# Work to do
Write out the whole listing, matching it exactly.

####################

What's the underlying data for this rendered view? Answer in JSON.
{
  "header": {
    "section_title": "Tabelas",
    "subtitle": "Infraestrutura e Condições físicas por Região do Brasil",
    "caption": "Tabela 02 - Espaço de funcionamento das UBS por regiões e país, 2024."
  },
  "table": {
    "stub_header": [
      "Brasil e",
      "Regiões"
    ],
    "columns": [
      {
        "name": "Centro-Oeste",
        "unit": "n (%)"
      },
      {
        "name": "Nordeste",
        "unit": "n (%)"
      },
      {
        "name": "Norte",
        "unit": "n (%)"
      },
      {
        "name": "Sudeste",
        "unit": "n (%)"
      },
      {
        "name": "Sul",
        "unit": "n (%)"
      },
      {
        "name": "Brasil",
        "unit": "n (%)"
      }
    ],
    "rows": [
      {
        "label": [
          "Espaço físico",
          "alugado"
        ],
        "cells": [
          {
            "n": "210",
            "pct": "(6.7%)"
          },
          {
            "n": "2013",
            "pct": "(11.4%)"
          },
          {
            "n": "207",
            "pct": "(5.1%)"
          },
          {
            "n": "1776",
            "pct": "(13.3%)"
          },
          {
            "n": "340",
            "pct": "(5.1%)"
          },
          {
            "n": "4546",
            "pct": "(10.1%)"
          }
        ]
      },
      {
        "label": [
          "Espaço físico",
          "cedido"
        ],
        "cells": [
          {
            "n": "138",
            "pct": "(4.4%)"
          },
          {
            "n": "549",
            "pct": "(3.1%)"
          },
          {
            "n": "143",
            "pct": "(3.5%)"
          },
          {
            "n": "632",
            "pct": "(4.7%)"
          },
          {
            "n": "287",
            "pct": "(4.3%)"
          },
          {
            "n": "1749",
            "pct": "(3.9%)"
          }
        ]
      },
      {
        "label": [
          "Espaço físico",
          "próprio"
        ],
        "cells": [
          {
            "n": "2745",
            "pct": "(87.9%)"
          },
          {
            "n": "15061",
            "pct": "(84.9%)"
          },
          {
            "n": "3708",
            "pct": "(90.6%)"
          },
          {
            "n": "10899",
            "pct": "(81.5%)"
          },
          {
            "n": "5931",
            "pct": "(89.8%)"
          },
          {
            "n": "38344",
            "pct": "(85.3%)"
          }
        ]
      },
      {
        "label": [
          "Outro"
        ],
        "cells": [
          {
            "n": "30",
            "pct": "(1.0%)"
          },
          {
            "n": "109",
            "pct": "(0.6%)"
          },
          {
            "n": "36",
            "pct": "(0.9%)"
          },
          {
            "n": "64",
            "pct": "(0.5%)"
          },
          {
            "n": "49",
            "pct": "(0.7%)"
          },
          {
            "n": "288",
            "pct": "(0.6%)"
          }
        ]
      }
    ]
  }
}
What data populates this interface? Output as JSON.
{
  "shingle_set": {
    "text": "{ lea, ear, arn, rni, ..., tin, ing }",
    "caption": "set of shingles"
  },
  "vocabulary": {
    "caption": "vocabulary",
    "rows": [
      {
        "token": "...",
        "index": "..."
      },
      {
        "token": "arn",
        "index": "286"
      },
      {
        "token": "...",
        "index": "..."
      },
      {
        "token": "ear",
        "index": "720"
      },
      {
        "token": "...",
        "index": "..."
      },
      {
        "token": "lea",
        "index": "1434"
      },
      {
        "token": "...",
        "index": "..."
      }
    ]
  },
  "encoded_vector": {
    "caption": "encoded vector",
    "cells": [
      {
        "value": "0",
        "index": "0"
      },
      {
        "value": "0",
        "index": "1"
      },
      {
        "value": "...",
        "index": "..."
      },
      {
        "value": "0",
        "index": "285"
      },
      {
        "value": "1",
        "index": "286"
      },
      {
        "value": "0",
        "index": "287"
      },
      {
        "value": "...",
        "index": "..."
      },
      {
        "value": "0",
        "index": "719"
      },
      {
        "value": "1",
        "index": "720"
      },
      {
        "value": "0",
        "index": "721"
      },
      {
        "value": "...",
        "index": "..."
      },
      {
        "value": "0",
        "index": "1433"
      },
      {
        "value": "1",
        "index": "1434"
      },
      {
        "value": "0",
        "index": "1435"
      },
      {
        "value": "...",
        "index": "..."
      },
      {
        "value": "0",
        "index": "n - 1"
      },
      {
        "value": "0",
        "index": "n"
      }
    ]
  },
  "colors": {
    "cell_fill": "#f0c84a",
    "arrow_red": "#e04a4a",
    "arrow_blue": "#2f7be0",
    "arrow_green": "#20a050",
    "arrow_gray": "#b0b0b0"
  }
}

####################

# Result for this task
What's the underlying data for this rendered view? Answer in JSON.
{
  "header": {
    "section_title": "Tabelas",
    "subtitle": "Infraestrutura e Condições físicas por Região do Brasil",
    "caption": "Tabela 02 - Espaço de funcionamento das UBS por regiões e país, 2024."
  },
  "table": {
    "stub_header": [
      "Brasil e",
      "Regiões"
    ],
    "columns": [
      {
        "name": "Centro-Oeste",
        "unit": "n (%)"
      },
      {
        "name": "Nordeste",
        "unit": "n (%)"
      },
      {
        "name": "Norte",
        "unit": "n (%)"
      },
      {
        "name": "Sudeste",
        "unit": "n (%)"
      },
      {
        "name": "Sul",
        "unit": "n (%)"
      },
      {
        "name": "Brasil",
        "unit": "n (%)"
      }
    ],
    "rows": [
      {
        "label": [
          "Espaço físico",
          "alugado"
        ],
        "cells": [
          {
            "n": "210",
            "pct": "(6.7%)"
          },
          {
            "n": "2013",
            "pct": "(11.4%)"
          },
          {
            "n": "207",
            "pct": "(5.1%)"
          },
          {
            "n": "1776",
            "pct": "(13.3%)"
          },
          {
            "n": "340",
            "pct": "(5.1%)"
          },
          {
            "n": "4546",
            "pct": "(10.1%)"
          }
        ]
      },
      {
        "label": [
          "Espaço físico",
          "cedido"
        ],
        "cells": [
          {
            "n": "138",
            "pct": "(4.4%)"
          },
          {
            "n": "549",
            "pct": "(3.1%)"
          },
          {
            "n": "143",
            "pct": "(3.5%)"
          },
          {
            "n": "632",
            "pct": "(4.7%)"
          },
          {
            "n": "287",
            "pct": "(4.3%)"
          },
          {
            "n": "1749",
            "pct": "(3.9%)"
          }
        ]
      },
      {
        "label": [
          "Espaço físico",
          "próprio"
        ],
        "cells": [
          {
            "n": "2745",
            "pct": "(87.9%)"
          },
          {
            "n": "15061",
            "pct": "(84.9%)"
          },
          {
            "n": "3708",
            "pct": "(90.6%)"
          },
          {
            "n": "10899",
            "pct": "(81.5%)"
          },
          {
            "n": "5931",
            "pct": "(89.8%)"
          },
          {
            "n": "38344",
            "pct": "(85.3%)"
          }
        ]
      },
      {
        "label": [
          "Outro"
        ],
        "cells": [
          {
            "n": "30",
            "pct": "(1.0%)"
          },
          {
            "n": "109",
            "pct": "(0.6%)"
          },
          {
            "n": "36",
            "pct": "(0.9%)"
          },
          {
            "n": "64",
            "pct": "(0.5%)"
          },
          {
            "n": "49",
            "pct": "(0.7%)"
          },
          {
            "n": "288",
            "pct": "(0.6%)"
          }
        ]
      }
    ]
  }
}
What data populates this interface? Output as JSON.
{
  "shingle_set": {
    "text": "{ lea, ear, arn, rni, ..., tin, ing }",
    "caption": "set of shingles"
  },
  "vocabulary": {
    "caption": "vocabulary",
    "rows": [
      {
        "token": "...",
        "index": "..."
      },
      {
        "token": "arn",
        "index": "286"
      },
      {
        "token": "...",
        "index": "..."
      },
      {
        "token": "ear",
        "index": "720"
      },
      {
        "token": "...",
        "index": "..."
      },
      {
        "token": "lea",
        "index": "1434"
      },
      {
        "token": "...",
        "index": "..."
      }
    ]
  },
  "encoded_vector": {
    "caption": "encoded vector",
    "cells": [
      {
        "value": "0",
        "index": "0"
      },
      {
        "value": "0",
        "index": "1"
      },
      {
        "value": "...",
        "index": "..."
      },
      {
        "value": "0",
        "index": "285"
      },
      {
        "value": "1",
        "index": "286"
      },
      {
        "value": "0",
        "index": "287"
      },
      {
        "value": "...",
        "index": "..."
      },
      {
        "value": "0",
        "index": "719"
      },
      {
        "value": "1",
        "index": "720"
      },
      {
        "value": "0",
        "index": "721"
      },
      {
        "value": "...",
        "index": "..."
      },
      {
        "value": "0",
        "index": "1433"
      },
      {
        "value": "1",
        "index": "1434"
      },
      {
        "value": "0",
        "index": "1435"
      },
      {
        "value": "...",
        "index": "..."
      },
      {
        "value": "0",
        "index": "n - 1"
      },
      {
        "value": "0",
        "index": "n"
      }
    ]
  },
  "colors": {
    "cell_fill": "#f0c84a",
    "arrow_red": "#e04a4a",
    "arrow_blue": "#2f7be0",
    "arrow_green": "#20a050",
    "arrow_gray": "#b0b0b0"
  }
}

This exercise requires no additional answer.